挑战: 请把下面记录中的所有行逐字照录下来，不要做任何改动。

一组数据:
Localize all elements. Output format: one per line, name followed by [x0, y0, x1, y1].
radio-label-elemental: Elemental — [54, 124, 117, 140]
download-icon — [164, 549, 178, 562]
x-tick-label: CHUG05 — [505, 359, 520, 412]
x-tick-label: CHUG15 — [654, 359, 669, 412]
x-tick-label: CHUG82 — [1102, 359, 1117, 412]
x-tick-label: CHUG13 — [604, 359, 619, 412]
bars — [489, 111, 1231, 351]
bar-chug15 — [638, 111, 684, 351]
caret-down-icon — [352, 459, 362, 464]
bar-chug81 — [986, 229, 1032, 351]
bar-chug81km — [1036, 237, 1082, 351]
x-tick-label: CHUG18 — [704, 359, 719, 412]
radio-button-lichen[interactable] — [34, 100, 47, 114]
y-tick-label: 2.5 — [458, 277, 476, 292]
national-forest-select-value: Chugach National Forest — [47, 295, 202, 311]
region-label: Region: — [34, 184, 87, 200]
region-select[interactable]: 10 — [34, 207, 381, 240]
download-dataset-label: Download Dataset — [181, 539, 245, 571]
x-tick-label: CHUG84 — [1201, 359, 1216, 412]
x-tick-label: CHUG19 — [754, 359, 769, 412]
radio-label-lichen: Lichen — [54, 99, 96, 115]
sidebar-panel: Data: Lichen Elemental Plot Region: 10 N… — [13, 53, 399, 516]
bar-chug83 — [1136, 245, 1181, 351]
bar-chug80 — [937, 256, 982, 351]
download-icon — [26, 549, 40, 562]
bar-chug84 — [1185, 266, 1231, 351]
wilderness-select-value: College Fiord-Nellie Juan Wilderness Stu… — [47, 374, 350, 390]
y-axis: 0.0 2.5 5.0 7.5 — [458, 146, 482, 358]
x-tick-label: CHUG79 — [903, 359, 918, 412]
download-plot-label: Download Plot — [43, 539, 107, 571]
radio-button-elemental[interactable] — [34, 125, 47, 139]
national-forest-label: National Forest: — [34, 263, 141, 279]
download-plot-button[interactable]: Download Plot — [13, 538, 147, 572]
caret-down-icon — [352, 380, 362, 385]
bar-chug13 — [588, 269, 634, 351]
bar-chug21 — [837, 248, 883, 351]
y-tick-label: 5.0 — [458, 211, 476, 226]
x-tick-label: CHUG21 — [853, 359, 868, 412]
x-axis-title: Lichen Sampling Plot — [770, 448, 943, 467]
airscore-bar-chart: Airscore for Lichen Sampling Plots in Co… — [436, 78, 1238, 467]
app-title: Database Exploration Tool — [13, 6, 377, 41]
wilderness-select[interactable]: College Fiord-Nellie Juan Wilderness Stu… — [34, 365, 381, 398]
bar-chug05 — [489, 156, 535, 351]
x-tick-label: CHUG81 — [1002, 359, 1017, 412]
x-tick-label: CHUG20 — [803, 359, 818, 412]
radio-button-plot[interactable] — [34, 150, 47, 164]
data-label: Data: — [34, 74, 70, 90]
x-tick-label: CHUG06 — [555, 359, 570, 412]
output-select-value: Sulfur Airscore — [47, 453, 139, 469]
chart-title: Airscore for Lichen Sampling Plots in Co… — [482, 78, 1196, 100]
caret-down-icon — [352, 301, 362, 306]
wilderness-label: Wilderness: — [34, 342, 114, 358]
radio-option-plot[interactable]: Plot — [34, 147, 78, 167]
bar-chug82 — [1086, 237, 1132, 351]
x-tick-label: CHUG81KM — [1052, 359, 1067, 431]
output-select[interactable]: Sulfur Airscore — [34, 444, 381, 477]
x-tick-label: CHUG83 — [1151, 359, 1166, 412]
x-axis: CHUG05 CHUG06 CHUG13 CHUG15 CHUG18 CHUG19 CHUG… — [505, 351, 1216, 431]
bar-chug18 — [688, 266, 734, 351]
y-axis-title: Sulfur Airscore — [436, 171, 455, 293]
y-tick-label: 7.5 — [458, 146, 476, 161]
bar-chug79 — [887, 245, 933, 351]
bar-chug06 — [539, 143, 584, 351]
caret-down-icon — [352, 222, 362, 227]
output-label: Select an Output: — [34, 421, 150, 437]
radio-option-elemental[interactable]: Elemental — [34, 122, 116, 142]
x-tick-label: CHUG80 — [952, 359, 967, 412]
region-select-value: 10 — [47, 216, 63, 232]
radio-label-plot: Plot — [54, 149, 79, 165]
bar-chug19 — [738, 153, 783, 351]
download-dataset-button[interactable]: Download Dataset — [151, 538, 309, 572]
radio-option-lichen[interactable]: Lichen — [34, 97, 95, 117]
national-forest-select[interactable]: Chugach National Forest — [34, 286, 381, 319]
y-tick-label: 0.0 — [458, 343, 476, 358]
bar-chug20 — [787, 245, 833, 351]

任务答复:
Localize all elements. Output format: one per line, name followed by [x0, y0, x1, y1].
radio-label-elemental: Elemental — [54, 124, 117, 140]
download-icon — [164, 549, 178, 562]
x-tick-label: CHUG05 — [505, 359, 520, 412]
x-tick-label: CHUG15 — [654, 359, 669, 412]
x-tick-label: CHUG82 — [1102, 359, 1117, 412]
x-tick-label: CHUG13 — [604, 359, 619, 412]
bars — [489, 111, 1231, 351]
bar-chug15 — [638, 111, 684, 351]
caret-down-icon — [352, 459, 362, 464]
bar-chug81 — [986, 229, 1032, 351]
bar-chug81km — [1036, 237, 1082, 351]
x-tick-label: CHUG18 — [704, 359, 719, 412]
radio-button-lichen[interactable] — [34, 100, 47, 114]
y-tick-label: 2.5 — [458, 277, 476, 292]
national-forest-select-value: Chugach National Forest — [47, 295, 202, 311]
region-label: Region: — [34, 184, 87, 200]
region-select[interactable]: 10 — [34, 207, 381, 240]
download-dataset-label: Download Dataset — [181, 539, 245, 571]
x-tick-label: CHUG84 — [1201, 359, 1216, 412]
x-tick-label: CHUG19 — [754, 359, 769, 412]
radio-label-lichen: Lichen — [54, 99, 96, 115]
sidebar-panel: Data: Lichen Elemental Plot Region: 10 N… — [13, 53, 399, 516]
bar-chug83 — [1136, 245, 1181, 351]
bar-chug80 — [937, 256, 982, 351]
download-icon — [26, 549, 40, 562]
bar-chug84 — [1185, 266, 1231, 351]
wilderness-select-value: College Fiord-Nellie Juan Wilderness Stu… — [47, 374, 350, 390]
y-axis: 0.0 2.5 5.0 7.5 — [458, 146, 482, 358]
x-tick-label: CHUG79 — [903, 359, 918, 412]
download-plot-label: Download Plot — [43, 539, 107, 571]
radio-button-elemental[interactable] — [34, 125, 47, 139]
national-forest-label: National Forest: — [34, 263, 141, 279]
download-plot-button[interactable]: Download Plot — [13, 538, 147, 572]
caret-down-icon — [352, 380, 362, 385]
bar-chug13 — [588, 269, 634, 351]
bar-chug21 — [837, 248, 883, 351]
y-tick-label: 5.0 — [458, 211, 476, 226]
x-tick-label: CHUG21 — [853, 359, 868, 412]
x-axis-title: Lichen Sampling Plot — [770, 448, 943, 467]
airscore-bar-chart: Airscore for Lichen Sampling Plots in Co… — [436, 78, 1238, 467]
app-title: Database Exploration Tool — [13, 6, 377, 41]
wilderness-select[interactable]: College Fiord-Nellie Juan Wilderness Stu… — [34, 365, 381, 398]
bar-chug05 — [489, 156, 535, 351]
x-tick-label: CHUG81 — [1002, 359, 1017, 412]
x-tick-label: CHUG20 — [803, 359, 818, 412]
radio-button-plot[interactable] — [34, 150, 47, 164]
data-label: Data: — [34, 74, 70, 90]
x-tick-label: CHUG06 — [555, 359, 570, 412]
output-select-value: Sulfur Airscore — [47, 453, 139, 469]
chart-title: Airscore for Lichen Sampling Plots in Co… — [482, 78, 1196, 100]
caret-down-icon — [352, 301, 362, 306]
wilderness-label: Wilderness: — [34, 342, 114, 358]
radio-option-plot[interactable]: Plot — [34, 147, 78, 167]
bar-chug82 — [1086, 237, 1132, 351]
x-tick-label: CHUG81KM — [1052, 359, 1067, 431]
output-select[interactable]: Sulfur Airscore — [34, 444, 381, 477]
x-tick-label: CHUG83 — [1151, 359, 1166, 412]
x-axis: CHUG05 CHUG06 CHUG13 CHUG15 CHUG18 CHUG19 CHUG… — [505, 351, 1216, 431]
bar-chug18 — [688, 266, 734, 351]
y-axis-title: Sulfur Airscore — [436, 171, 455, 293]
y-tick-label: 7.5 — [458, 146, 476, 161]
bar-chug79 — [887, 245, 933, 351]
bar-chug06 — [539, 143, 584, 351]
caret-down-icon — [352, 222, 362, 227]
output-label: Select an Output: — [34, 421, 150, 437]
radio-option-elemental[interactable]: Elemental — [34, 122, 116, 142]
x-tick-label: CHUG80 — [952, 359, 967, 412]
region-select-value: 10 — [47, 216, 63, 232]
radio-label-plot: Plot — [54, 149, 79, 165]
bar-chug19 — [738, 153, 783, 351]
download-dataset-button[interactable]: Download Dataset — [151, 538, 309, 572]
radio-option-lichen[interactable]: Lichen — [34, 97, 95, 117]
national-forest-select[interactable]: Chugach National Forest — [34, 286, 381, 319]
y-tick-label: 0.0 — [458, 343, 476, 358]
bar-chug20 — [787, 245, 833, 351]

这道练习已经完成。